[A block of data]
.....
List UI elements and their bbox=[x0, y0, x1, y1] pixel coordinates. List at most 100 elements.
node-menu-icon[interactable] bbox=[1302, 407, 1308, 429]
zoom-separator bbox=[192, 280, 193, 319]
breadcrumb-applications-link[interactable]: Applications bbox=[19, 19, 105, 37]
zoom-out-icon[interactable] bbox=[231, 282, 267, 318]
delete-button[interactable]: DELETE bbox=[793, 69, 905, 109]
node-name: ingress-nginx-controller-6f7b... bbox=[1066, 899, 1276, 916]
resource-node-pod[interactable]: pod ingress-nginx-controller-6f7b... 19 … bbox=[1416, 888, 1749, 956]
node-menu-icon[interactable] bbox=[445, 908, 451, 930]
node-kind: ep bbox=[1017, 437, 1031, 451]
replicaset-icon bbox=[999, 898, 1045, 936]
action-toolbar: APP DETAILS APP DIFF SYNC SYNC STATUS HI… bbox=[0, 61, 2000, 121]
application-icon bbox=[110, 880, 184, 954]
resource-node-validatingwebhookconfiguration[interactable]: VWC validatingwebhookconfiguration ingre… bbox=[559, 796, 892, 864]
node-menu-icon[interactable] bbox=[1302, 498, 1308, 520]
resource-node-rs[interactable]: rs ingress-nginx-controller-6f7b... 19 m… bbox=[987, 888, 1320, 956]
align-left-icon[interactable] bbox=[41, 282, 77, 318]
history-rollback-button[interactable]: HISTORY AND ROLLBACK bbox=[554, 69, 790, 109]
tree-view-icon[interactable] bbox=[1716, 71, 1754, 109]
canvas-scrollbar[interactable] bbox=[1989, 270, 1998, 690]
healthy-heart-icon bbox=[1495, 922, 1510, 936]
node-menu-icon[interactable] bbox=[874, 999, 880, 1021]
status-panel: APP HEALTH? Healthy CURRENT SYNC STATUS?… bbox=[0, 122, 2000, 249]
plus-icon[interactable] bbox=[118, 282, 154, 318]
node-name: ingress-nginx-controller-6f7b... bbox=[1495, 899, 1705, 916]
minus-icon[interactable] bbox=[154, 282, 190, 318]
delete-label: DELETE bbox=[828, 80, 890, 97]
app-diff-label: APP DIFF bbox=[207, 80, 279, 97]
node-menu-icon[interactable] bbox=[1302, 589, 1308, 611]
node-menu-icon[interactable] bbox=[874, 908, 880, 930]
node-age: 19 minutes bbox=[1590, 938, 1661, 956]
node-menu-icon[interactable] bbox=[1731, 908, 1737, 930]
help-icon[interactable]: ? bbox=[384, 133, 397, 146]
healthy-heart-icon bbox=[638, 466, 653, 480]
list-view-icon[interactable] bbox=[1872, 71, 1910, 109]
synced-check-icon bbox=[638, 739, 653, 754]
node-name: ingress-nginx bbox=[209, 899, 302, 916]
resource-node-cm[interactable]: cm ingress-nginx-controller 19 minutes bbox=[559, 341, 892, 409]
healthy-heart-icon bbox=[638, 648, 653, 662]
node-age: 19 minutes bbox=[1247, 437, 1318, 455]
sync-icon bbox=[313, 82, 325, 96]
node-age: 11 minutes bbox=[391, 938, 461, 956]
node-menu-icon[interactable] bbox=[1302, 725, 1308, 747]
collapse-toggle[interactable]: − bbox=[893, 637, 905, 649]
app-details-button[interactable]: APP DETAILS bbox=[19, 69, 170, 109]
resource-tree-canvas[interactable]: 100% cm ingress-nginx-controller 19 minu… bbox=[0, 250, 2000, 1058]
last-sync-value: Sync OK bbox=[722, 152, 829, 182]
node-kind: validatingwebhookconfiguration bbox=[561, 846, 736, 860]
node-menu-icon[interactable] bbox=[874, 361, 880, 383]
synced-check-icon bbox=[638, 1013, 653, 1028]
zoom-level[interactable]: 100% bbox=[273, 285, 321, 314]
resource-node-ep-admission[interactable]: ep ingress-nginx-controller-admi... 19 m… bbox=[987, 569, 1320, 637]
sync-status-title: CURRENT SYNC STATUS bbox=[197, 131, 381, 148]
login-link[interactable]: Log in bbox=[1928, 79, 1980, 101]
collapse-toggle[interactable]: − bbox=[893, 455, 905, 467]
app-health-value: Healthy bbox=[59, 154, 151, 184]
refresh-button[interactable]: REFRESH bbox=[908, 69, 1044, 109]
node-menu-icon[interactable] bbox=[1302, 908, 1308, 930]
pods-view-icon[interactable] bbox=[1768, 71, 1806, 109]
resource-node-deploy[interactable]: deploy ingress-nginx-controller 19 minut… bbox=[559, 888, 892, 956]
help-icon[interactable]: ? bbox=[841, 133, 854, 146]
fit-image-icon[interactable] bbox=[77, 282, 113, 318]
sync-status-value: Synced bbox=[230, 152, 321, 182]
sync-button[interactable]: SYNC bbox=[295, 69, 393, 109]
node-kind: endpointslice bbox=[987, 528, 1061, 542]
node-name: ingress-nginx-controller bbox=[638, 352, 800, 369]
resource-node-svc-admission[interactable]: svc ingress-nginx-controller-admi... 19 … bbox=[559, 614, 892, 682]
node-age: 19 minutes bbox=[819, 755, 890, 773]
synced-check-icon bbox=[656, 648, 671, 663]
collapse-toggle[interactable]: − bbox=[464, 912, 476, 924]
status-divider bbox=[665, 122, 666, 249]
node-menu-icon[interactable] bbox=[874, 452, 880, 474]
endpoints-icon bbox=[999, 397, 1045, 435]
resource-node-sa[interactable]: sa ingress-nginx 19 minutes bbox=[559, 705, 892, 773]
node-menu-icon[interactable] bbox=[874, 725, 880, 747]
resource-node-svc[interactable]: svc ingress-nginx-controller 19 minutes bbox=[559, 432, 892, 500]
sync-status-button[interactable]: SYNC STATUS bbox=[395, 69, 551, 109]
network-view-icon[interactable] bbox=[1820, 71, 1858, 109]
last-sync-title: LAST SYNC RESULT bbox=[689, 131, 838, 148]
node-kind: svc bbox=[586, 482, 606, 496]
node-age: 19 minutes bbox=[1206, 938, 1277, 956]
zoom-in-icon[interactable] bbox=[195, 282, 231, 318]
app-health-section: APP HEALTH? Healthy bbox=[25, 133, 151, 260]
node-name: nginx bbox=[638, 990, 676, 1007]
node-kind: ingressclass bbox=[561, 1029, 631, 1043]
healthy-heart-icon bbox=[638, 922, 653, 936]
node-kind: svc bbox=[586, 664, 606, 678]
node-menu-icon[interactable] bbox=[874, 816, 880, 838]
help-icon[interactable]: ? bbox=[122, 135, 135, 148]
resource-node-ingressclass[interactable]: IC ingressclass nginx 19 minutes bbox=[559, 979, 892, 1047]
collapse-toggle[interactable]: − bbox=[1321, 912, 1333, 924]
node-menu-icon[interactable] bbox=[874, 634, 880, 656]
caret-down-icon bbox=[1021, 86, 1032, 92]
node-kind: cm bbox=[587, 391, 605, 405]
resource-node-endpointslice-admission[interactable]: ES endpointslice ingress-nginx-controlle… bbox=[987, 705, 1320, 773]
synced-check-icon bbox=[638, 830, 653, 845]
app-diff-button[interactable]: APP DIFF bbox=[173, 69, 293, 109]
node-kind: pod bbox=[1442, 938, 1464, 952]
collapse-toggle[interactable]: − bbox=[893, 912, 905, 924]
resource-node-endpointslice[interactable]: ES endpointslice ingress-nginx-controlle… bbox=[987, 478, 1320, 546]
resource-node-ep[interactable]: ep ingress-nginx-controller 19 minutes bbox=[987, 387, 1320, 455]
.....
Task statement -
Reproduce the rows above, switching every occurrence of "node-menu-icon" to "node-options-icon" and leaving everything else unchanged.

Written solution -
List UI elements and their bbox=[x0, y0, x1, y1] pixel coordinates. List at most 100 elements.
node-options-icon[interactable] bbox=[1302, 407, 1308, 429]
zoom-separator bbox=[192, 280, 193, 319]
breadcrumb-applications-link[interactable]: Applications bbox=[19, 19, 105, 37]
zoom-out-icon[interactable] bbox=[231, 282, 267, 318]
delete-button[interactable]: DELETE bbox=[793, 69, 905, 109]
node-name: ingress-nginx-controller-6f7b... bbox=[1066, 899, 1276, 916]
resource-node-pod[interactable]: pod ingress-nginx-controller-6f7b... 19 … bbox=[1416, 888, 1749, 956]
node-options-icon[interactable] bbox=[445, 908, 451, 930]
node-kind: ep bbox=[1017, 437, 1031, 451]
replicaset-icon bbox=[999, 898, 1045, 936]
action-toolbar: APP DETAILS APP DIFF SYNC SYNC STATUS HI… bbox=[0, 61, 2000, 121]
application-icon bbox=[110, 880, 184, 954]
resource-node-validatingwebhookconfiguration[interactable]: VWC validatingwebhookconfiguration ingre… bbox=[559, 796, 892, 864]
node-options-icon[interactable] bbox=[1302, 498, 1308, 520]
resource-node-rs[interactable]: rs ingress-nginx-controller-6f7b... 19 m… bbox=[987, 888, 1320, 956]
align-left-icon[interactable] bbox=[41, 282, 77, 318]
history-rollback-button[interactable]: HISTORY AND ROLLBACK bbox=[554, 69, 790, 109]
tree-view-icon[interactable] bbox=[1716, 71, 1754, 109]
canvas-scrollbar[interactable] bbox=[1989, 270, 1998, 690]
healthy-heart-icon bbox=[1495, 922, 1510, 936]
node-options-icon[interactable] bbox=[874, 999, 880, 1021]
status-panel: APP HEALTH? Healthy CURRENT SYNC STATUS?… bbox=[0, 122, 2000, 249]
plus-icon[interactable] bbox=[118, 282, 154, 318]
node-name: ingress-nginx-controller-6f7b... bbox=[1495, 899, 1705, 916]
minus-icon[interactable] bbox=[154, 282, 190, 318]
delete-label: DELETE bbox=[828, 80, 890, 97]
app-diff-label: APP DIFF bbox=[207, 80, 279, 97]
node-options-icon[interactable] bbox=[1302, 589, 1308, 611]
node-options-icon[interactable] bbox=[874, 908, 880, 930]
node-age: 19 minutes bbox=[1590, 938, 1661, 956]
node-options-icon[interactable] bbox=[1731, 908, 1737, 930]
help-icon[interactable]: ? bbox=[384, 133, 397, 146]
healthy-heart-icon bbox=[638, 466, 653, 480]
list-view-icon[interactable] bbox=[1872, 71, 1910, 109]
synced-check-icon bbox=[638, 739, 653, 754]
node-name: ingress-nginx bbox=[209, 899, 302, 916]
resource-node-cm[interactable]: cm ingress-nginx-controller 19 minutes bbox=[559, 341, 892, 409]
healthy-heart-icon bbox=[638, 648, 653, 662]
node-age: 19 minutes bbox=[1247, 437, 1318, 455]
sync-icon bbox=[313, 82, 325, 96]
node-age: 11 minutes bbox=[391, 938, 461, 956]
node-options-icon[interactable] bbox=[1302, 725, 1308, 747]
collapse-toggle[interactable]: − bbox=[893, 637, 905, 649]
app-details-button[interactable]: APP DETAILS bbox=[19, 69, 170, 109]
resource-tree-canvas[interactable]: 100% cm ingress-nginx-controller 19 minu… bbox=[0, 250, 2000, 1058]
last-sync-value: Sync OK bbox=[722, 152, 829, 182]
node-kind: validatingwebhookconfiguration bbox=[561, 846, 736, 860]
node-options-icon[interactable] bbox=[874, 361, 880, 383]
synced-check-icon bbox=[638, 1013, 653, 1028]
zoom-level[interactable]: 100% bbox=[273, 285, 321, 314]
resource-node-ep-admission[interactable]: ep ingress-nginx-controller-admi... 19 m… bbox=[987, 569, 1320, 637]
sync-status-title: CURRENT SYNC STATUS bbox=[197, 131, 381, 148]
login-link[interactable]: Log in bbox=[1928, 79, 1980, 101]
collapse-toggle[interactable]: − bbox=[893, 455, 905, 467]
app-health-value: Healthy bbox=[59, 154, 151, 184]
refresh-button[interactable]: REFRESH bbox=[908, 69, 1044, 109]
node-options-icon[interactable] bbox=[1302, 908, 1308, 930]
pods-view-icon[interactable] bbox=[1768, 71, 1806, 109]
resource-node-deploy[interactable]: deploy ingress-nginx-controller 19 minut… bbox=[559, 888, 892, 956]
help-icon[interactable]: ? bbox=[841, 133, 854, 146]
fit-image-icon[interactable] bbox=[77, 282, 113, 318]
sync-status-value: Synced bbox=[230, 152, 321, 182]
sync-button[interactable]: SYNC bbox=[295, 69, 393, 109]
node-kind: endpointslice bbox=[987, 528, 1061, 542]
node-name: ingress-nginx-controller bbox=[638, 352, 800, 369]
resource-node-svc-admission[interactable]: svc ingress-nginx-controller-admi... 19 … bbox=[559, 614, 892, 682]
node-age: 19 minutes bbox=[819, 755, 890, 773]
synced-check-icon bbox=[656, 648, 671, 663]
collapse-toggle[interactable]: − bbox=[464, 912, 476, 924]
status-divider bbox=[665, 122, 666, 249]
node-options-icon[interactable] bbox=[874, 452, 880, 474]
endpoints-icon bbox=[999, 397, 1045, 435]
resource-node-sa[interactable]: sa ingress-nginx 19 minutes bbox=[559, 705, 892, 773]
node-options-icon[interactable] bbox=[874, 725, 880, 747]
resource-node-svc[interactable]: svc ingress-nginx-controller 19 minutes bbox=[559, 432, 892, 500]
sync-status-button[interactable]: SYNC STATUS bbox=[395, 69, 551, 109]
network-view-icon[interactable] bbox=[1820, 71, 1858, 109]
last-sync-title: LAST SYNC RESULT bbox=[689, 131, 838, 148]
node-kind: svc bbox=[586, 482, 606, 496]
node-age: 19 minutes bbox=[1206, 938, 1277, 956]
zoom-in-icon[interactable] bbox=[195, 282, 231, 318]
app-health-section: APP HEALTH? Healthy bbox=[25, 133, 151, 260]
node-name: nginx bbox=[638, 990, 676, 1007]
node-kind: ingressclass bbox=[561, 1029, 631, 1043]
healthy-heart-icon bbox=[638, 922, 653, 936]
node-kind: svc bbox=[586, 664, 606, 678]
node-options-icon[interactable] bbox=[874, 816, 880, 838]
help-icon[interactable]: ? bbox=[122, 135, 135, 148]
resource-node-ingressclass[interactable]: IC ingressclass nginx 19 minutes bbox=[559, 979, 892, 1047]
collapse-toggle[interactable]: − bbox=[1321, 912, 1333, 924]
node-options-icon[interactable] bbox=[874, 634, 880, 656]
caret-down-icon bbox=[1021, 86, 1032, 92]
node-kind: cm bbox=[587, 391, 605, 405]
resource-node-endpointslice-admission[interactable]: ES endpointslice ingress-nginx-controlle… bbox=[987, 705, 1320, 773]
synced-check-icon bbox=[638, 830, 653, 845]
app-diff-button[interactable]: APP DIFF bbox=[173, 69, 293, 109]
node-kind: pod bbox=[1442, 938, 1464, 952]
collapse-toggle[interactable]: − bbox=[893, 912, 905, 924]
resource-node-endpointslice[interactable]: ES endpointslice ingress-nginx-controlle… bbox=[987, 478, 1320, 546]
resource-node-ep[interactable]: ep ingress-nginx-controller 19 minutes bbox=[987, 387, 1320, 455]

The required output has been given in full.